* begin Recorded information *

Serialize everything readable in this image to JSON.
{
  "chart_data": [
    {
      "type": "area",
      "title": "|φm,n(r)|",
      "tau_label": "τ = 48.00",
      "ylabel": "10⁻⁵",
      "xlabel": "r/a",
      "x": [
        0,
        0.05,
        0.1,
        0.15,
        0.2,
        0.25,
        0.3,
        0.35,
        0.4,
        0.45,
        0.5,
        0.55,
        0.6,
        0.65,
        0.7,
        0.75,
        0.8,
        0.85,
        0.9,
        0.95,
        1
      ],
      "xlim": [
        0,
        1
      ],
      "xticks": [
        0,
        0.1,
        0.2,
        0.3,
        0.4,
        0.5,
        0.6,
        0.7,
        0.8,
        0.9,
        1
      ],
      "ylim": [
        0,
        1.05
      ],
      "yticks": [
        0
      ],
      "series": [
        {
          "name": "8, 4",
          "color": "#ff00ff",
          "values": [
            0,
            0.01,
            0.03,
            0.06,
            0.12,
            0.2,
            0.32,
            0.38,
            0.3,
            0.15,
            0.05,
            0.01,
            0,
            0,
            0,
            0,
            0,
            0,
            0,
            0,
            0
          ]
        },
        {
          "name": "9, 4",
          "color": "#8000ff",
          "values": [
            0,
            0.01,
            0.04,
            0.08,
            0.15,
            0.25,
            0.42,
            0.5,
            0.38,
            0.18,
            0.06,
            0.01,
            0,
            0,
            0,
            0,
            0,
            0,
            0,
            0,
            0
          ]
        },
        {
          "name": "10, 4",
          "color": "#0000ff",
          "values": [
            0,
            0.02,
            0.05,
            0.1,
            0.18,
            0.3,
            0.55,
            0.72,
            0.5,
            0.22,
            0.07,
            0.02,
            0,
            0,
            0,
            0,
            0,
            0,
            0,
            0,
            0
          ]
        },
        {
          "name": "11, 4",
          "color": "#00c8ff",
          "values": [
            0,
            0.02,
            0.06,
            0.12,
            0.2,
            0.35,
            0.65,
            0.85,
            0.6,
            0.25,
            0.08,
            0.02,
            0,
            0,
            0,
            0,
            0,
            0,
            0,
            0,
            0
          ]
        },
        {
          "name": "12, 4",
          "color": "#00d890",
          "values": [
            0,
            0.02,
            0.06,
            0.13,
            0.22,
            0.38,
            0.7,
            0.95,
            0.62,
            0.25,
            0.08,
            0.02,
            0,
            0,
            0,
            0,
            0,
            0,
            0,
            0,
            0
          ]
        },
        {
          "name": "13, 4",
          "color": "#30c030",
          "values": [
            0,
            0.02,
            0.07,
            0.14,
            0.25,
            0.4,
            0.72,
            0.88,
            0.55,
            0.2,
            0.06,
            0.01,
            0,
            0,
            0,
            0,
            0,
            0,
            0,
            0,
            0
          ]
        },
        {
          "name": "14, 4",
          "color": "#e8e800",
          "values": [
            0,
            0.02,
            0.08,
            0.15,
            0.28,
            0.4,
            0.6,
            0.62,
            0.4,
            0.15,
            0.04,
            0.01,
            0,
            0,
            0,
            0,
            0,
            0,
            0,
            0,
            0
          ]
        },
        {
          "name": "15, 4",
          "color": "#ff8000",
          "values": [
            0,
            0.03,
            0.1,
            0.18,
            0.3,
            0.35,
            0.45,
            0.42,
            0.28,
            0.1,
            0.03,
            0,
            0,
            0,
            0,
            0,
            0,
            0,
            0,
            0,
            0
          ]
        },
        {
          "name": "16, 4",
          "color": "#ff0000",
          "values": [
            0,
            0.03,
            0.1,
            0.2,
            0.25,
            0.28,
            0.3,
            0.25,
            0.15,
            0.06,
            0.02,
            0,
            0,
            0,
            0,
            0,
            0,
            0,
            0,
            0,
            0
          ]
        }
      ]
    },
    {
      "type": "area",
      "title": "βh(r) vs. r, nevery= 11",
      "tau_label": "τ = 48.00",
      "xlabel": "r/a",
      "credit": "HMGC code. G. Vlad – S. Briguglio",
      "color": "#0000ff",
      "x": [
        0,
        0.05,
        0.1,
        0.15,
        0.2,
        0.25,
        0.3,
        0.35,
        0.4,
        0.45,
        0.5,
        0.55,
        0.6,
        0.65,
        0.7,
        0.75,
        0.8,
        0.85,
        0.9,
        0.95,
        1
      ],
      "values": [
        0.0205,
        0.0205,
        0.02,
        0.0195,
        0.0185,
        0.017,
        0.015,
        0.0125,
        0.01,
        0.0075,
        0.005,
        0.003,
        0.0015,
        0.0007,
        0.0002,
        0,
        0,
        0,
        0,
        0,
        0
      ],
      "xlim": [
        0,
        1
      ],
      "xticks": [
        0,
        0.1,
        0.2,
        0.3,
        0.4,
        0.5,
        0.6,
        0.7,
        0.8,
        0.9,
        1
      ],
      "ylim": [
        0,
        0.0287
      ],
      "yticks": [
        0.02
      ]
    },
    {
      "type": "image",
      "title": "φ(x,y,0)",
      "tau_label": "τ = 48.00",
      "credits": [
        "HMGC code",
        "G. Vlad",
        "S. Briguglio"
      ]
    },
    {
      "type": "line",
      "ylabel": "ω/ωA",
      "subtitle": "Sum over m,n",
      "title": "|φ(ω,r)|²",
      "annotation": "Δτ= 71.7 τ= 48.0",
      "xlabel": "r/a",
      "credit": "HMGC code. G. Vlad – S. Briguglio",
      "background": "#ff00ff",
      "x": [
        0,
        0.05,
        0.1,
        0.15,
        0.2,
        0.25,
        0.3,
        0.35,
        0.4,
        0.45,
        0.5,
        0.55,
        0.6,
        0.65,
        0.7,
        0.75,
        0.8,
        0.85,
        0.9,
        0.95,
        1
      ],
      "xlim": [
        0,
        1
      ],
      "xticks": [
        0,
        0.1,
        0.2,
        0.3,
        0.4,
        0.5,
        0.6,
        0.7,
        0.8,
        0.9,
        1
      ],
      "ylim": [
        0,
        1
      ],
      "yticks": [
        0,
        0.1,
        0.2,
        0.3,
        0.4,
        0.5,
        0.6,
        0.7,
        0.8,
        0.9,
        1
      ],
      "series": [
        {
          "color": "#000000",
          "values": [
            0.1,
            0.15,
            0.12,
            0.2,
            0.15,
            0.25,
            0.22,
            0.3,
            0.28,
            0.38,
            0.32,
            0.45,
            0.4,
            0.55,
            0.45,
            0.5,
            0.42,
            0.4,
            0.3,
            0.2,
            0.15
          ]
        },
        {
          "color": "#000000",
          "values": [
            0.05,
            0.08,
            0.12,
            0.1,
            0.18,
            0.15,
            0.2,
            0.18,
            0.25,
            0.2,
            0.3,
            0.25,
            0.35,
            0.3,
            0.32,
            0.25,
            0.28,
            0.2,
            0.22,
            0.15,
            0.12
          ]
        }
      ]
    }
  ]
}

* end Recorded information *

Exercise requirements: From the listing above, reproduce all the lines exactly.

Output below:
Serialize everything readable in this image to JSON.
{
  "chart_data": [
    {
      "type": "area",
      "title": "|φm,n(r)|",
      "tau_label": "τ = 48.00",
      "ylabel": "10⁻⁵",
      "xlabel": "r/a",
      "x": [
        0,
        0.05,
        0.1,
        0.15,
        0.2,
        0.25,
        0.3,
        0.35,
        0.4,
        0.45,
        0.5,
        0.55,
        0.6,
        0.65,
        0.7,
        0.75,
        0.8,
        0.85,
        0.9,
        0.95,
        1
      ],
      "xlim": [
        0,
        1
      ],
      "xticks": [
        0,
        0.1,
        0.2,
        0.3,
        0.4,
        0.5,
        0.6,
        0.7,
        0.8,
        0.9,
        1
      ],
      "ylim": [
        0,
        1.05
      ],
      "yticks": [
        0
      ],
      "series": [
        {
          "name": "8, 4",
          "color": "#ff00ff",
          "values": [
            0,
            0.01,
            0.03,
            0.06,
            0.12,
            0.2,
            0.32,
            0.38,
            0.3,
            0.15,
            0.05,
            0.01,
            0,
            0,
            0,
            0,
            0,
            0,
            0,
            0,
            0
          ]
        },
        {
          "name": "9, 4",
          "color": "#8000ff",
          "values": [
            0,
            0.01,
            0.04,
            0.08,
            0.15,
            0.25,
            0.42,
            0.5,
            0.38,
            0.18,
            0.06,
            0.01,
            0,
            0,
            0,
            0,
            0,
            0,
            0,
            0,
            0
          ]
        },
        {
          "name": "10, 4",
          "color": "#0000ff",
          "values": [
            0,
            0.02,
            0.05,
            0.1,
            0.18,
            0.3,
            0.55,
            0.72,
            0.5,
            0.22,
            0.07,
            0.02,
            0,
            0,
            0,
            0,
            0,
            0,
            0,
            0,
            0
          ]
        },
        {
          "name": "11, 4",
          "color": "#00c8ff",
          "values": [
            0,
            0.02,
            0.06,
            0.12,
            0.2,
            0.35,
            0.65,
            0.85,
            0.6,
            0.25,
            0.08,
            0.02,
            0,
            0,
            0,
            0,
            0,
            0,
            0,
            0,
            0
          ]
        },
        {
          "name": "12, 4",
          "color": "#00d890",
          "values": [
            0,
            0.02,
            0.06,
            0.13,
            0.22,
            0.38,
            0.7,
            0.95,
            0.62,
            0.25,
            0.08,
            0.02,
            0,
            0,
            0,
            0,
            0,
            0,
            0,
            0,
            0
          ]
        },
        {
          "name": "13, 4",
          "color": "#30c030",
          "values": [
            0,
            0.02,
            0.07,
            0.14,
            0.25,
            0.4,
            0.72,
            0.88,
            0.55,
            0.2,
            0.06,
            0.01,
            0,
            0,
            0,
            0,
            0,
            0,
            0,
            0,
            0
          ]
        },
        {
          "name": "14, 4",
          "color": "#e8e800",
          "values": [
            0,
            0.02,
            0.08,
            0.15,
            0.28,
            0.4,
            0.6,
            0.62,
            0.4,
            0.15,
            0.04,
            0.01,
            0,
            0,
            0,
            0,
            0,
            0,
            0,
            0,
            0
          ]
        },
        {
          "name": "15, 4",
          "color": "#ff8000",
          "values": [
            0,
            0.03,
            0.1,
            0.18,
            0.3,
            0.35,
            0.45,
            0.42,
            0.28,
            0.1,
            0.03,
            0,
            0,
            0,
            0,
            0,
            0,
            0,
            0,
            0,
            0
          ]
        },
        {
          "name": "16, 4",
          "color": "#ff0000",
          "values": [
            0,
            0.03,
            0.1,
            0.2,
            0.25,
            0.28,
            0.3,
            0.25,
            0.15,
            0.06,
            0.02,
            0,
            0,
            0,
            0,
            0,
            0,
            0,
            0,
            0,
            0
          ]
        }
      ]
    },
    {
      "type": "area",
      "title": "βh(r) vs. r, nevery= 11",
      "tau_label": "τ = 48.00",
      "xlabel": "r/a",
      "credit": "HMGC code. G. Vlad – S. Briguglio",
      "color": "#0000ff",
      "x": [
        0,
        0.05,
        0.1,
        0.15,
        0.2,
        0.25,
        0.3,
        0.35,
        0.4,
        0.45,
        0.5,
        0.55,
        0.6,
        0.65,
        0.7,
        0.75,
        0.8,
        0.85,
        0.9,
        0.95,
        1
      ],
      "values": [
        0.0205,
        0.0205,
        0.02,
        0.0195,
        0.0185,
        0.017,
        0.015,
        0.0125,
        0.01,
        0.0075,
        0.005,
        0.003,
        0.0015,
        0.0007,
        0.0002,
        0,
        0,
        0,
        0,
        0,
        0
      ],
      "xlim": [
        0,
        1
      ],
      "xticks": [
        0,
        0.1,
        0.2,
        0.3,
        0.4,
        0.5,
        0.6,
        0.7,
        0.8,
        0.9,
        1
      ],
      "ylim": [
        0,
        0.0287
      ],
      "yticks": [
        0.02
      ]
    },
    {
      "type": "image",
      "title": "φ(x,y,0)",
      "tau_label": "τ = 48.00",
      "credits": [
        "HMGC code",
        "G. Vlad",
        "S. Briguglio"
      ]
    },
    {
      "type": "line",
      "ylabel": "ω/ωA",
      "subtitle": "Sum over m,n",
      "title": "|φ(ω,r)|²",
      "annotation": "Δτ= 71.7 τ= 48.0",
      "xlabel": "r/a",
      "credit": "HMGC code. G. Vlad – S. Briguglio",
      "background": "#ff00ff",
      "x": [
        0,
        0.05,
        0.1,
        0.15,
        0.2,
        0.25,
        0.3,
        0.35,
        0.4,
        0.45,
        0.5,
        0.55,
        0.6,
        0.65,
        0.7,
        0.75,
        0.8,
        0.85,
        0.9,
        0.95,
        1
      ],
      "xlim": [
        0,
        1
      ],
      "xticks": [
        0,
        0.1,
        0.2,
        0.3,
        0.4,
        0.5,
        0.6,
        0.7,
        0.8,
        0.9,
        1
      ],
      "ylim": [
        0,
        1
      ],
      "yticks": [
        0,
        0.1,
        0.2,
        0.3,
        0.4,
        0.5,
        0.6,
        0.7,
        0.8,
        0.9,
        1
      ],
      "series": [
        {
          "color": "#000000",
          "values": [
            0.1,
            0.15,
            0.12,
            0.2,
            0.15,
            0.25,
            0.22,
            0.3,
            0.28,
            0.38,
            0.32,
            0.45,
            0.4,
            0.55,
            0.45,
            0.5,
            0.42,
            0.4,
            0.3,
            0.2,
            0.15
          ]
        },
        {
          "color": "#000000",
          "values": [
            0.05,
            0.08,
            0.12,
            0.1,
            0.18,
            0.15,
            0.2,
            0.18,
            0.25,
            0.2,
            0.3,
            0.25,
            0.35,
            0.3,
            0.32,
            0.25,
            0.28,
            0.2,
            0.22,
            0.15,
            0.12
          ]
        }
      ]
    }
  ]
}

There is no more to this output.